Instructions for the task:
Below are records; state how many of their lines hold the word "Regression", and give only the figure.
── Entries shown
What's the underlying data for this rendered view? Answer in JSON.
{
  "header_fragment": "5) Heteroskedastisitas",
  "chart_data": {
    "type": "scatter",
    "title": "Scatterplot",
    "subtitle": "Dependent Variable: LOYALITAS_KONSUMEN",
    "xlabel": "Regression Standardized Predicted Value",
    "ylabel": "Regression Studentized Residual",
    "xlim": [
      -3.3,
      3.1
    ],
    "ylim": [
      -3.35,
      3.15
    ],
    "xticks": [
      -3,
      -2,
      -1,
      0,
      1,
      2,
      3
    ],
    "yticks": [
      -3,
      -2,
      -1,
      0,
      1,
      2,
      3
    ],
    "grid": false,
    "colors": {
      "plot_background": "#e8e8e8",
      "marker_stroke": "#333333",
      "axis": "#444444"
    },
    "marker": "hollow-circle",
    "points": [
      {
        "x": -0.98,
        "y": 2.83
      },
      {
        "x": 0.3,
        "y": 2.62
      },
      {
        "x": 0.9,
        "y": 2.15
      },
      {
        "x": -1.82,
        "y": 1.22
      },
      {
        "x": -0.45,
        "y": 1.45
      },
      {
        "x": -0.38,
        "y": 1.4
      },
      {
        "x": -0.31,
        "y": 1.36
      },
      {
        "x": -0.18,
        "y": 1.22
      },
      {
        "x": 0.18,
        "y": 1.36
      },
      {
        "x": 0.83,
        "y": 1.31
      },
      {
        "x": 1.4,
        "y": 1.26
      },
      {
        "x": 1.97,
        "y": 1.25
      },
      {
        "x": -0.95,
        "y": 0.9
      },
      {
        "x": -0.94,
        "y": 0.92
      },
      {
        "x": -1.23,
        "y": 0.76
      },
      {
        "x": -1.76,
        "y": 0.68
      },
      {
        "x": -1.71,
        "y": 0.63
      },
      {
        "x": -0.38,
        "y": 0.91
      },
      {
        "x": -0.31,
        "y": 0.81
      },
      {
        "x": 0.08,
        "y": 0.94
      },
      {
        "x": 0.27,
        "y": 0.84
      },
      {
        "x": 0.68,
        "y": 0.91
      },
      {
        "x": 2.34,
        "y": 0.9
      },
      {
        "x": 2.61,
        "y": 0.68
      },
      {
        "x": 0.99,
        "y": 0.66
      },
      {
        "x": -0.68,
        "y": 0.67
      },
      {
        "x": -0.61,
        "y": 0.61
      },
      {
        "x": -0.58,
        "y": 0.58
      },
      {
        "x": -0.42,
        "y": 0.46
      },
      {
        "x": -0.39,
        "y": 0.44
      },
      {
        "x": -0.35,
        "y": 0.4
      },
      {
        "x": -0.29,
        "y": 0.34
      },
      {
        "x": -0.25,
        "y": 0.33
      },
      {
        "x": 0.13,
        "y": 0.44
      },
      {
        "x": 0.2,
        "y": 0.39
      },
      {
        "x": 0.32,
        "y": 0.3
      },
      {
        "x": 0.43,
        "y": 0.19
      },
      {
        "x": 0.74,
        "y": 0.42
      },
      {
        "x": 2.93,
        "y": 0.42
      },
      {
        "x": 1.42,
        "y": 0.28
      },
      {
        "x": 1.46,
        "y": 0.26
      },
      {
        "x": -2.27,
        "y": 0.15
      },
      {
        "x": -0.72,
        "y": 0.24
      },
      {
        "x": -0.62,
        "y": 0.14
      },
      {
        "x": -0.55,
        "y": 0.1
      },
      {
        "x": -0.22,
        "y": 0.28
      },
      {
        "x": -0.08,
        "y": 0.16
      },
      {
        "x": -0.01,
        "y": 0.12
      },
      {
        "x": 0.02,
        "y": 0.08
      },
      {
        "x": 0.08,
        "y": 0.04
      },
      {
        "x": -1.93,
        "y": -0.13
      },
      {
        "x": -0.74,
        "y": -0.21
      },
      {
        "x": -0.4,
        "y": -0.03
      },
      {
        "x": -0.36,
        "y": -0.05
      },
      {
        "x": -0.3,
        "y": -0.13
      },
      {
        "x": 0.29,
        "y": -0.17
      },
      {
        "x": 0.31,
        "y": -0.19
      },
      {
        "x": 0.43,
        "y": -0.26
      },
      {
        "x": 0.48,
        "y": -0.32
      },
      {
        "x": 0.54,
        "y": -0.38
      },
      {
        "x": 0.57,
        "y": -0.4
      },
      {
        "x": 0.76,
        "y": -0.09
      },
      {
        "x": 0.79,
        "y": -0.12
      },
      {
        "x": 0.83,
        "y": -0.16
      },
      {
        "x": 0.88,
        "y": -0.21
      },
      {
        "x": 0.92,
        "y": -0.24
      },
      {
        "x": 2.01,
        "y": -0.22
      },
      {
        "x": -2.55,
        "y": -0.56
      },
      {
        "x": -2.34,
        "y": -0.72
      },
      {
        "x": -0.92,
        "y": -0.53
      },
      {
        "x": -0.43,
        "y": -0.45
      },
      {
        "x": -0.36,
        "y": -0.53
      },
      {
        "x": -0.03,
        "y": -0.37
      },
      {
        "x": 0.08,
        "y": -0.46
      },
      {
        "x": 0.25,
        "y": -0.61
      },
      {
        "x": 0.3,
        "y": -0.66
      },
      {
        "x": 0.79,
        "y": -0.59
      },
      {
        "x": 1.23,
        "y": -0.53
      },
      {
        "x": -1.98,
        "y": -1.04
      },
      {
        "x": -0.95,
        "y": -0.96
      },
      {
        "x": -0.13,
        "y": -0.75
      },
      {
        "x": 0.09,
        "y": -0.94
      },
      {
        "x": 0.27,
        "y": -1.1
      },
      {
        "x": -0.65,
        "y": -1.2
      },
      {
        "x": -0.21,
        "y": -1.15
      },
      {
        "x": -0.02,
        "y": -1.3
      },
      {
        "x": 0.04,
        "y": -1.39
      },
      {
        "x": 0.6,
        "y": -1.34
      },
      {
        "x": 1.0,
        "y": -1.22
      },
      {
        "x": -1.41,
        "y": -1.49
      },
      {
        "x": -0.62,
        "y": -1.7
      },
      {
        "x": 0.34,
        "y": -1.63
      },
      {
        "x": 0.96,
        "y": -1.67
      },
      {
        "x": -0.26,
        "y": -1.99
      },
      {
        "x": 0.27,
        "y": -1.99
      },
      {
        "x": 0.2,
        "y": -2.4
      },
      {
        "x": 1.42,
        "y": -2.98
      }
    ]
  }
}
────
Result of this task:
2